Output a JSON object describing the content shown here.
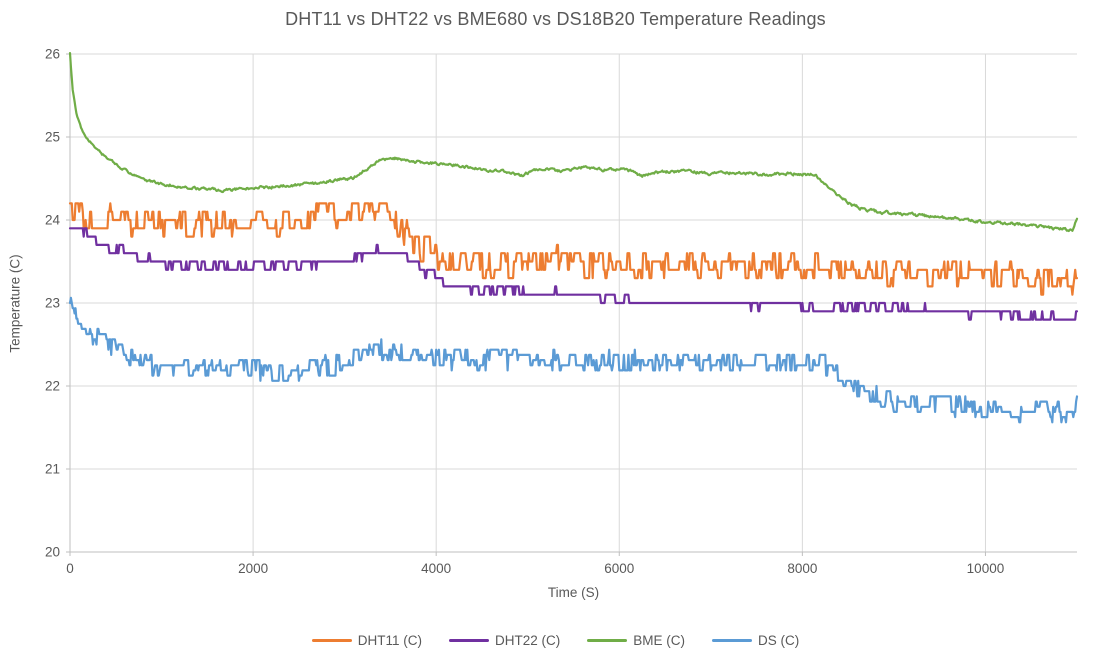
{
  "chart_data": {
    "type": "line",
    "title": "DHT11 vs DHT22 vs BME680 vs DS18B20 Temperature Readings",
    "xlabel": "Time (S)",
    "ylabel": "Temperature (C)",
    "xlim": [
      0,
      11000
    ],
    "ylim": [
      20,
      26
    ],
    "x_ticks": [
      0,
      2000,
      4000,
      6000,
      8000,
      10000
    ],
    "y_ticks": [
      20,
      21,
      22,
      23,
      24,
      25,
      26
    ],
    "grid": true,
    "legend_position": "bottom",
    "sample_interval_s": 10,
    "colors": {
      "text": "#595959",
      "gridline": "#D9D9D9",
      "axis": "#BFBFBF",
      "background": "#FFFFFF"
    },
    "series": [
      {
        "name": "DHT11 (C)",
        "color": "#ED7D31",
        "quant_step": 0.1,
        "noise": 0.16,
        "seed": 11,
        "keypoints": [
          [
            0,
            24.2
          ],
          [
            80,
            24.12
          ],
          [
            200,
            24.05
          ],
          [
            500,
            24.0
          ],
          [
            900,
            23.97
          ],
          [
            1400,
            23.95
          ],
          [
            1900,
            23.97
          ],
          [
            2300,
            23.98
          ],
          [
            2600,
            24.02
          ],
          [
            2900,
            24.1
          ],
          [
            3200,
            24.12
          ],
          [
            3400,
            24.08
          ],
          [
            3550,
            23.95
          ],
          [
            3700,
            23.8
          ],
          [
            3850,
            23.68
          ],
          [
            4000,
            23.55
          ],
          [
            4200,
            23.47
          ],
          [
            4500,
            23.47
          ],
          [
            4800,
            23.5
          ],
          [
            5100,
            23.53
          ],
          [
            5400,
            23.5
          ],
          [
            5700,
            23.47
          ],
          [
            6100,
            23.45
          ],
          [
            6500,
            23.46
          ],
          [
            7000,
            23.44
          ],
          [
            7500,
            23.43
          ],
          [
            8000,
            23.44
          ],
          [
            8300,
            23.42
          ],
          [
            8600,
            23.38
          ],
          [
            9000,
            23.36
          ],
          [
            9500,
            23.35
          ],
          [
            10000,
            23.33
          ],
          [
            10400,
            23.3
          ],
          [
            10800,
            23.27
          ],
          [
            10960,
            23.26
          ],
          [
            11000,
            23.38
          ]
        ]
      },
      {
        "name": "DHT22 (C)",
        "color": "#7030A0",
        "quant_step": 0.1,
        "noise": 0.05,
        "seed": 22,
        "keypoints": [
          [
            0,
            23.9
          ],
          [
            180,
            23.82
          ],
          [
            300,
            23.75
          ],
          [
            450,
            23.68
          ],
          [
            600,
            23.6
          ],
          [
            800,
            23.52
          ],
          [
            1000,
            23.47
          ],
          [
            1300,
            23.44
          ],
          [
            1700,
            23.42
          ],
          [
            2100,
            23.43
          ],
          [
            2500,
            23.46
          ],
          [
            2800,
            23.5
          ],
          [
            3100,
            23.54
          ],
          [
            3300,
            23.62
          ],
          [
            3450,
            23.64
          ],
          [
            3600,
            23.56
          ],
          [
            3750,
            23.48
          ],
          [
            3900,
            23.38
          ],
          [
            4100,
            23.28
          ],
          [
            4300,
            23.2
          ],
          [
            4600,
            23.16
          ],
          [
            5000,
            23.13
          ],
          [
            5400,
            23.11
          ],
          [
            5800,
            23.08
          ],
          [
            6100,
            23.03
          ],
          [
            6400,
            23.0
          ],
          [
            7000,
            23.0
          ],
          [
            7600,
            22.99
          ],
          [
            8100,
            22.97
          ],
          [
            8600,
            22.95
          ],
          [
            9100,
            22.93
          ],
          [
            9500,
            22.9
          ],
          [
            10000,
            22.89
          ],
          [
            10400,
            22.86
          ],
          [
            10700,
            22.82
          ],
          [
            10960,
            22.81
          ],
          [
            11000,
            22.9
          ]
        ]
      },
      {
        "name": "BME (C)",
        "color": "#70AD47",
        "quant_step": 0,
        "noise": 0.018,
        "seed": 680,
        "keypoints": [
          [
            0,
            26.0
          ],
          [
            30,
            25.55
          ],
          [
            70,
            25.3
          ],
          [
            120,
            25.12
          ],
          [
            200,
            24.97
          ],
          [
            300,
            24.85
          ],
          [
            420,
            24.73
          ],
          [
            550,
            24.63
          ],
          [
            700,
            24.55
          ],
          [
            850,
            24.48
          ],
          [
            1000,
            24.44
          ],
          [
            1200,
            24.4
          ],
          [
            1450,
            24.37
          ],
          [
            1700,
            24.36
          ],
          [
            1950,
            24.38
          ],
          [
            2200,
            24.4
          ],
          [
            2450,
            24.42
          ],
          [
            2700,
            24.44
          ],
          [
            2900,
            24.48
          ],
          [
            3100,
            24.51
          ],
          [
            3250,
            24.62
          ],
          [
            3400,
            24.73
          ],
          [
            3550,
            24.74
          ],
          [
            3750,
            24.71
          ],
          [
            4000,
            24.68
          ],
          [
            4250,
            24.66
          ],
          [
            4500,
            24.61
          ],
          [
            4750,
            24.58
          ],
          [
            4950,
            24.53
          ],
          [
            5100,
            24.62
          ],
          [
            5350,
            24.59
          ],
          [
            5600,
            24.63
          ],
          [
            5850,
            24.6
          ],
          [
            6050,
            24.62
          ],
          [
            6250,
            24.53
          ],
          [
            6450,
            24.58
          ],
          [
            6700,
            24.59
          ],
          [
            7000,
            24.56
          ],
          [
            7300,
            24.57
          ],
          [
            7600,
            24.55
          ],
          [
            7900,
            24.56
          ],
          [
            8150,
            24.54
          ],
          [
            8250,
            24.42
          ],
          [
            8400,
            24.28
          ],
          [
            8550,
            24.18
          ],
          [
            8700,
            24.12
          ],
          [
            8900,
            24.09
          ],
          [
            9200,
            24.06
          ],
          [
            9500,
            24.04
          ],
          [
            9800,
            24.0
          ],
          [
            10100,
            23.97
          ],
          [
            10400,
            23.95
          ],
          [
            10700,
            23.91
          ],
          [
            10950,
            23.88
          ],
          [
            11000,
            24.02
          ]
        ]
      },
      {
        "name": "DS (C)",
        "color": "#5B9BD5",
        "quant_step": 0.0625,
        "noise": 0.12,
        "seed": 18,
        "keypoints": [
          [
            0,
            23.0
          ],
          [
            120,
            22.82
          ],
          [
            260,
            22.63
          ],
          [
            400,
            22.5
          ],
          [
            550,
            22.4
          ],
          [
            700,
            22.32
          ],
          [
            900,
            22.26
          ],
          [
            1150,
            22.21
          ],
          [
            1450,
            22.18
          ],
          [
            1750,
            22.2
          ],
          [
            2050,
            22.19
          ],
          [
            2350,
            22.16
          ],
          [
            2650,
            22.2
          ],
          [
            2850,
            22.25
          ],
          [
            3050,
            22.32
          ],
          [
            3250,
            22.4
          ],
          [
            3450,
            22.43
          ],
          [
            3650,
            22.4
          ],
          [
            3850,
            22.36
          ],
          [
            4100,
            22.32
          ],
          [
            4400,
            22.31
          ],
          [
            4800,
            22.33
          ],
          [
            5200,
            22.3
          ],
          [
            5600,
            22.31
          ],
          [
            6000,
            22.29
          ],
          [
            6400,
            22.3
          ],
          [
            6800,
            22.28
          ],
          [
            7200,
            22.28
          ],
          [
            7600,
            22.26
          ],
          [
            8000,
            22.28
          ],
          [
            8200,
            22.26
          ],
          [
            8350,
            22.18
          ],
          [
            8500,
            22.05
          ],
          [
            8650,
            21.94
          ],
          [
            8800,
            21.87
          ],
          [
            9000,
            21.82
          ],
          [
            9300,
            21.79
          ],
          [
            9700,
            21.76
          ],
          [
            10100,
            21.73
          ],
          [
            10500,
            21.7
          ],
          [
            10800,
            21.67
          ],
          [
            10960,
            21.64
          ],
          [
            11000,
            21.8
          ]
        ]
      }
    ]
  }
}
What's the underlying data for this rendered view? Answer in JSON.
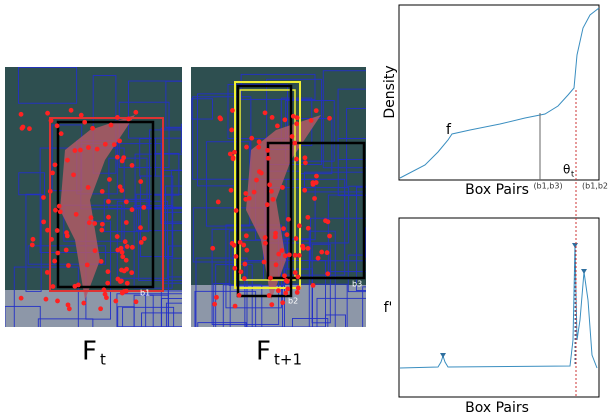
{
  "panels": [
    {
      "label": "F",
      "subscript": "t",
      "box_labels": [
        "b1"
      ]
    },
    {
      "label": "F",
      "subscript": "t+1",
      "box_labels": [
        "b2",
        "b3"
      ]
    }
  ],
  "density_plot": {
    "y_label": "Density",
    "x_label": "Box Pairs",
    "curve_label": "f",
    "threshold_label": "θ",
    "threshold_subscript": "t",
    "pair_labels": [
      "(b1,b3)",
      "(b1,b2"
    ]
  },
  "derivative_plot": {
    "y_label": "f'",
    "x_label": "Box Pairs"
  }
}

------------------------

Filter the listing for the word "Temperature" and copy every line that holds it.

    "title": "DHT11 vs DHT22 vs BME680 vs DS18B20 Temperature Readings",
    "ylabel": "Temperature (C)",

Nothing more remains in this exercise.